Given task: Look through the data below and return each line where "this" appears.

Recorded data:
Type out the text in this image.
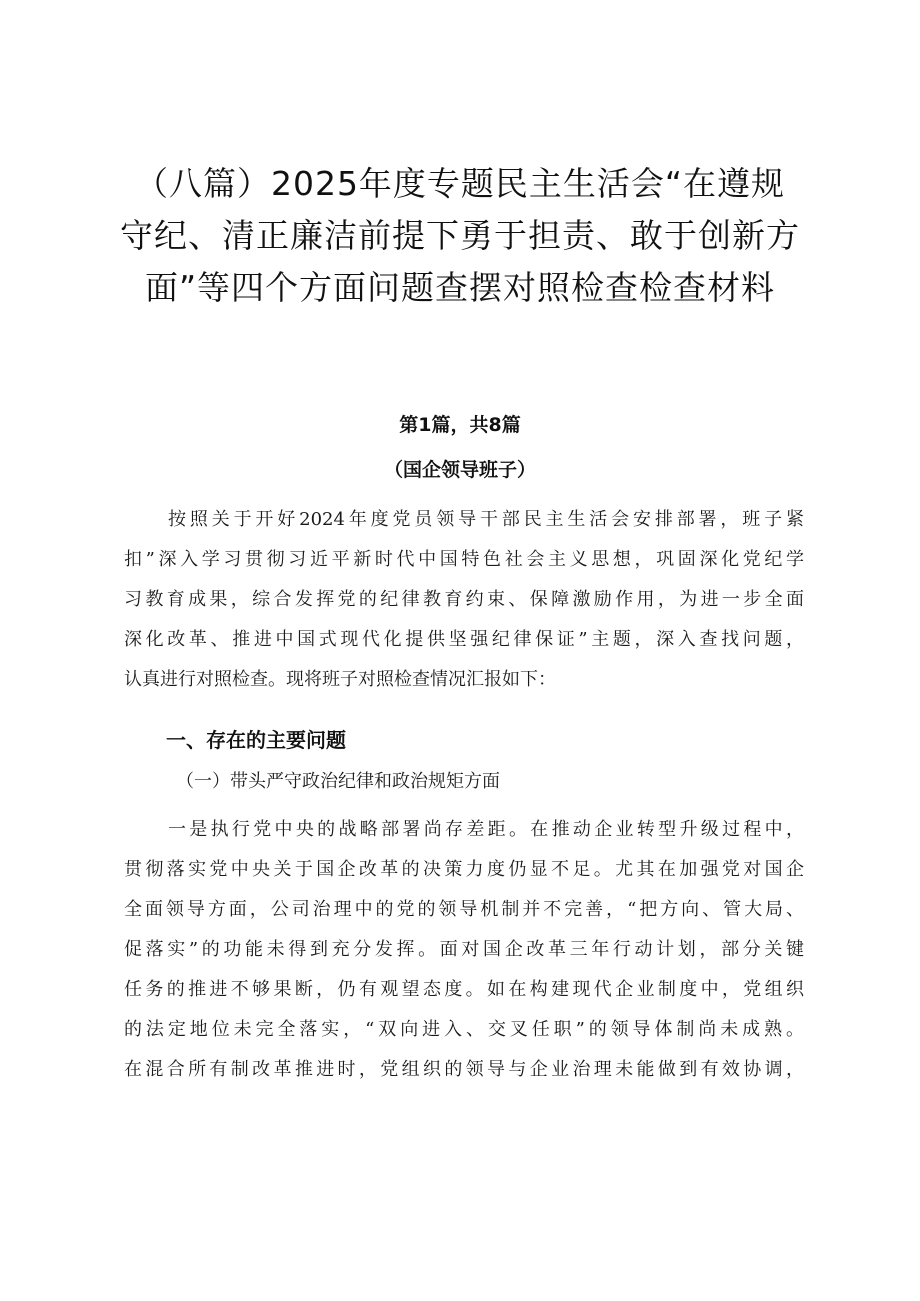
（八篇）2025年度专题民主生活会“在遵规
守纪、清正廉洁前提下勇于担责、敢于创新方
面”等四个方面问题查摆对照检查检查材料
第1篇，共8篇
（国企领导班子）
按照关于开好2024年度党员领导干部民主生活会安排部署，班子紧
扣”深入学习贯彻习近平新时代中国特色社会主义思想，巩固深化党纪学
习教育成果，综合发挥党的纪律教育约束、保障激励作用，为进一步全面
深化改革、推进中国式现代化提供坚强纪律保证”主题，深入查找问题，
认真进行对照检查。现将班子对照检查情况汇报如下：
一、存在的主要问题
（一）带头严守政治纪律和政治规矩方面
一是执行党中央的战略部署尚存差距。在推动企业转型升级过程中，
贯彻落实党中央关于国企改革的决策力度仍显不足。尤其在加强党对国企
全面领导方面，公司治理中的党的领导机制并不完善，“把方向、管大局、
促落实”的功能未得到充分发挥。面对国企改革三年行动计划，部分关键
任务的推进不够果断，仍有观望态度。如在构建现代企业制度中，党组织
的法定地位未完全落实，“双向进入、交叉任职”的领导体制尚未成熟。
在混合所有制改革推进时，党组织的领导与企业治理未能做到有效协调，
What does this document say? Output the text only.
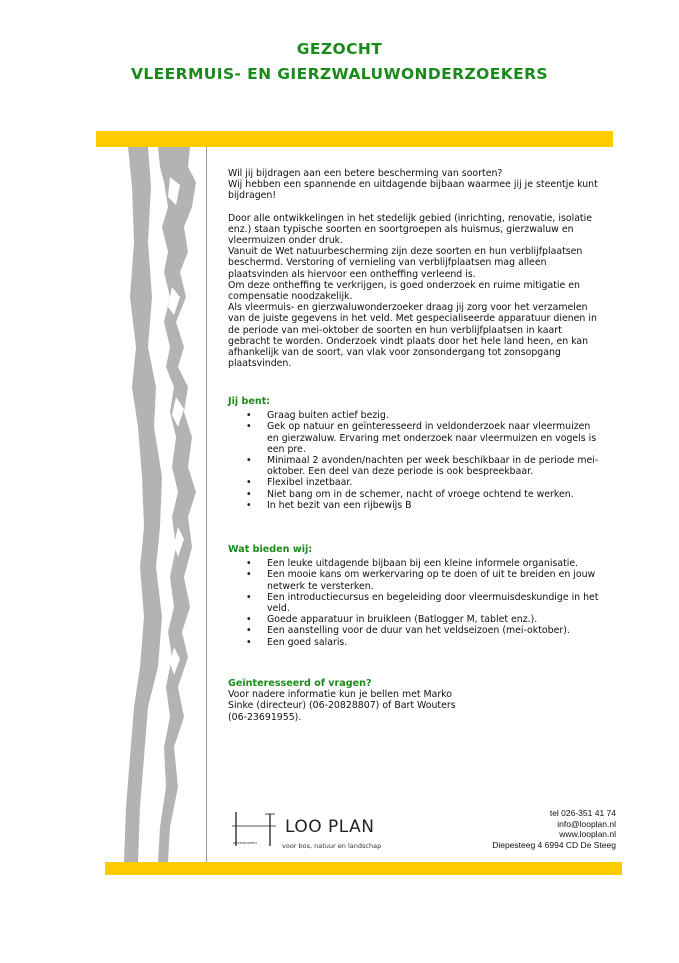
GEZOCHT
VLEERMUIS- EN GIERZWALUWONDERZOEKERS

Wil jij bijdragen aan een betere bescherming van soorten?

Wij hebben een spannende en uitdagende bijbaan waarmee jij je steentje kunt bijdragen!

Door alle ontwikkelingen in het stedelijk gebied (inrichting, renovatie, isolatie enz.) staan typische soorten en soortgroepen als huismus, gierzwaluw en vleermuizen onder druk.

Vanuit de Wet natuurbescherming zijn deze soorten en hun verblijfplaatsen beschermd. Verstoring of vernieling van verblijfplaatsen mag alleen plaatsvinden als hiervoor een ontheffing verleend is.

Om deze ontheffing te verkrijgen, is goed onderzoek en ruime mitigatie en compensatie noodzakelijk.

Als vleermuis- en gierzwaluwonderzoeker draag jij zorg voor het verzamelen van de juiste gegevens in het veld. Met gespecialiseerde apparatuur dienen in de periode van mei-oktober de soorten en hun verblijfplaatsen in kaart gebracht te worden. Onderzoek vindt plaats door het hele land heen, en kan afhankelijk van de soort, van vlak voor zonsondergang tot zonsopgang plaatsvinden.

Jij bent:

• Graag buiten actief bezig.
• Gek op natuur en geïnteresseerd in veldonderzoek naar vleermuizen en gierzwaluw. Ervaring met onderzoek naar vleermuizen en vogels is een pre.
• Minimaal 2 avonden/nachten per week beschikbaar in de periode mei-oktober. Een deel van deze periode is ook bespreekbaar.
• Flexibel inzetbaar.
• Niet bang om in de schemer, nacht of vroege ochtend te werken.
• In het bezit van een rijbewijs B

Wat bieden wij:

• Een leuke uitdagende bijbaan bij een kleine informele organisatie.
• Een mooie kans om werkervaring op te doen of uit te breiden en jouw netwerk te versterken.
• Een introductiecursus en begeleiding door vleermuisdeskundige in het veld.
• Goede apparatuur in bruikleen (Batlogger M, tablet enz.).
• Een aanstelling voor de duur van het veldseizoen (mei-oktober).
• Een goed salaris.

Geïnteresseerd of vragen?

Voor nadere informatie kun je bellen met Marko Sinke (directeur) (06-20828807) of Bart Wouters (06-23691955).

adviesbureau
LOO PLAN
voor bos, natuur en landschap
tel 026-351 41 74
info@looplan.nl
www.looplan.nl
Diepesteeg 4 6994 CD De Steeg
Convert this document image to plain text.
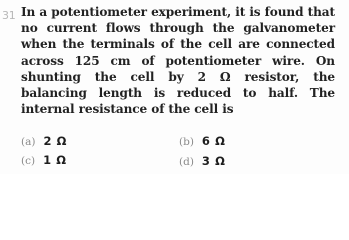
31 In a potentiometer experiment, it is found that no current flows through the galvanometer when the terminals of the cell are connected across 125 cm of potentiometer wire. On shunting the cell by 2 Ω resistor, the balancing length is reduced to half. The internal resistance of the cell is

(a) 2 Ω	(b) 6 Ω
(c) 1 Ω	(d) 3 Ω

* * *

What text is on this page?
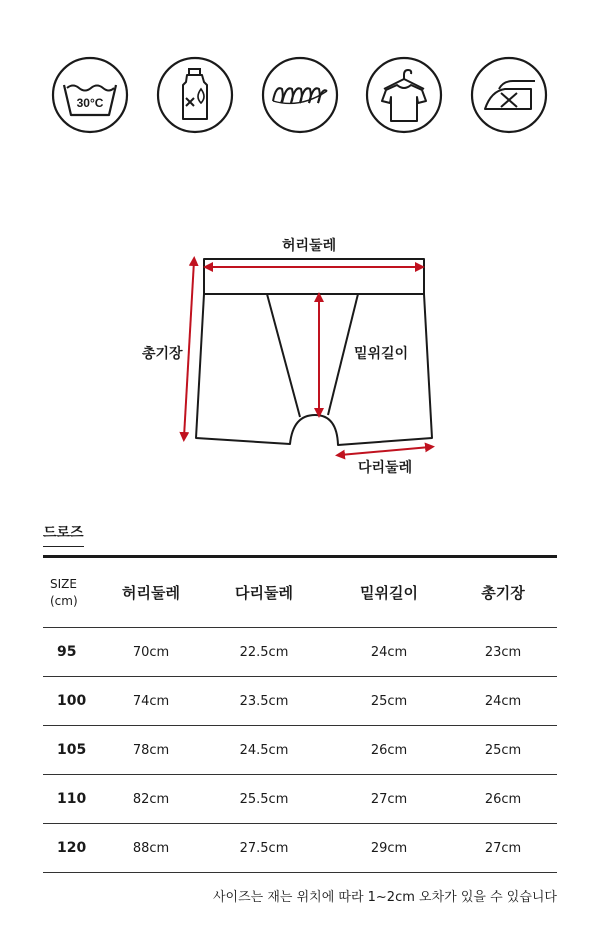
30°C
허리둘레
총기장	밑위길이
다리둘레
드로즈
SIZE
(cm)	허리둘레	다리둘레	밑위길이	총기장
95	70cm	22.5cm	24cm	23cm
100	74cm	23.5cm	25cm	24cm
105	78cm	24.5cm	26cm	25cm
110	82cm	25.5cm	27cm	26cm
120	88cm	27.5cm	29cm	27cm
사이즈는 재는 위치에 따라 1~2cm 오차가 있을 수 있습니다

Output below:
Type out the text in this image.
What does this document say? Output the text only.
Convert this document image to plain text.
What text is on this page?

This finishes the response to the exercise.